All of the lines below should be printed again exactly as they are.

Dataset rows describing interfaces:
────────────────────────────────────────

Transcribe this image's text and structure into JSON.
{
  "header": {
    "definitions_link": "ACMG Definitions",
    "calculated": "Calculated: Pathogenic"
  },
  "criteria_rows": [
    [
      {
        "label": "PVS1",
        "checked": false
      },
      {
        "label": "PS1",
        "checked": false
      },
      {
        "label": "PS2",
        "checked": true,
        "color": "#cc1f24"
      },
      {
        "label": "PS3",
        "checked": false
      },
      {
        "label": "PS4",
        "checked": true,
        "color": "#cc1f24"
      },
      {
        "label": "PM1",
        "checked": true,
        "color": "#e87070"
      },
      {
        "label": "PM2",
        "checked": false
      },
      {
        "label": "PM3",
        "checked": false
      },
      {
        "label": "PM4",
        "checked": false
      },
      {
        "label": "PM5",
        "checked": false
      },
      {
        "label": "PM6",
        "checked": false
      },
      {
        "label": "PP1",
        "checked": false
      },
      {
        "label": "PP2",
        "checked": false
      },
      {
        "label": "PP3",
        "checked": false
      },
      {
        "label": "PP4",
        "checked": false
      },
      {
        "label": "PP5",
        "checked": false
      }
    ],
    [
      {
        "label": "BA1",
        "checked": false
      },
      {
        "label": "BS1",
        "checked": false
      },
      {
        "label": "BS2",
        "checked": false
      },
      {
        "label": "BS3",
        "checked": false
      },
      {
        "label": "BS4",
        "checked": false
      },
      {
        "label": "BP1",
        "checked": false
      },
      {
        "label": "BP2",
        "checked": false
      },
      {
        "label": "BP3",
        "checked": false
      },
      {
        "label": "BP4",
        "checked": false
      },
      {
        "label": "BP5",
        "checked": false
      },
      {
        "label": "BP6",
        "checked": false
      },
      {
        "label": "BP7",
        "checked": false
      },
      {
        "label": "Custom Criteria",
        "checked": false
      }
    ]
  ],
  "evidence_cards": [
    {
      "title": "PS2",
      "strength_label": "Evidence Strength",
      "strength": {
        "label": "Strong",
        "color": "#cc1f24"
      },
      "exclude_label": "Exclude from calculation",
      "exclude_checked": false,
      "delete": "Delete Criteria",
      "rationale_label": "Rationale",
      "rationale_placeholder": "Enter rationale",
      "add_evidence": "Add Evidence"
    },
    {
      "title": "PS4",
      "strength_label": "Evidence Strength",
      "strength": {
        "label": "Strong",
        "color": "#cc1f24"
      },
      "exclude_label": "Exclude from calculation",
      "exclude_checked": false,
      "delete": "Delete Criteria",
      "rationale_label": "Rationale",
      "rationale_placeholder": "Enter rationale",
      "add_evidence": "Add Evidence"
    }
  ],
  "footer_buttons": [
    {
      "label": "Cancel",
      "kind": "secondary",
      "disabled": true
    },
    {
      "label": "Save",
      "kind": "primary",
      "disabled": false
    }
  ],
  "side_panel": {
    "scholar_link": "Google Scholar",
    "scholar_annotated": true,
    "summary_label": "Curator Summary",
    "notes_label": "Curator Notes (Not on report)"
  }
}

────────────────────────────────────────

Solution:
Transcribe this image's text and structure into JSON.
{
  "header": {
    "definitions_link": "ACMG Definitions",
    "calculated": "Calculated: Pathogenic"
  },
  "criteria_rows": [
    [
      {
        "label": "PVS1",
        "checked": false
      },
      {
        "label": "PS1",
        "checked": false
      },
      {
        "label": "PS2",
        "checked": true,
        "color": "#cc1f24"
      },
      {
        "label": "PS3",
        "checked": false
      },
      {
        "label": "PS4",
        "checked": true,
        "color": "#cc1f24"
      },
      {
        "label": "PM1",
        "checked": true,
        "color": "#e87070"
      },
      {
        "label": "PM2",
        "checked": false
      },
      {
        "label": "PM3",
        "checked": false
      },
      {
        "label": "PM4",
        "checked": false
      },
      {
        "label": "PM5",
        "checked": false
      },
      {
        "label": "PM6",
        "checked": false
      },
      {
        "label": "PP1",
        "checked": false
      },
      {
        "label": "PP2",
        "checked": false
      },
      {
        "label": "PP3",
        "checked": false
      },
      {
        "label": "PP4",
        "checked": false
      },
      {
        "label": "PP5",
        "checked": false
      }
    ],
    [
      {
        "label": "BA1",
        "checked": false
      },
      {
        "label": "BS1",
        "checked": false
      },
      {
        "label": "BS2",
        "checked": false
      },
      {
        "label": "BS3",
        "checked": false
      },
      {
        "label": "BS4",
        "checked": false
      },
      {
        "label": "BP1",
        "checked": false
      },
      {
        "label": "BP2",
        "checked": false
      },
      {
        "label": "BP3",
        "checked": false
      },
      {
        "label": "BP4",
        "checked": false
      },
      {
        "label": "BP5",
        "checked": false
      },
      {
        "label": "BP6",
        "checked": false
      },
      {
        "label": "BP7",
        "checked": false
      },
      {
        "label": "Custom Criteria",
        "checked": false
      }
    ]
  ],
  "evidence_cards": [
    {
      "title": "PS2",
      "strength_label": "Evidence Strength",
      "strength": {
        "label": "Strong",
        "color": "#cc1f24"
      },
      "exclude_label": "Exclude from calculation",
      "exclude_checked": false,
      "delete": "Delete Criteria",
      "rationale_label": "Rationale",
      "rationale_placeholder": "Enter rationale",
      "add_evidence": "Add Evidence"
    },
    {
      "title": "PS4",
      "strength_label": "Evidence Strength",
      "strength": {
        "label": "Strong",
        "color": "#cc1f24"
      },
      "exclude_label": "Exclude from calculation",
      "exclude_checked": false,
      "delete": "Delete Criteria",
      "rationale_label": "Rationale",
      "rationale_placeholder": "Enter rationale",
      "add_evidence": "Add Evidence"
    }
  ],
  "footer_buttons": [
    {
      "label": "Cancel",
      "kind": "secondary",
      "disabled": true
    },
    {
      "label": "Save",
      "kind": "primary",
      "disabled": false
    }
  ],
  "side_panel": {
    "scholar_link": "Google Scholar",
    "scholar_annotated": true,
    "summary_label": "Curator Summary",
    "notes_label": "Curator Notes (Not on report)"
  }
}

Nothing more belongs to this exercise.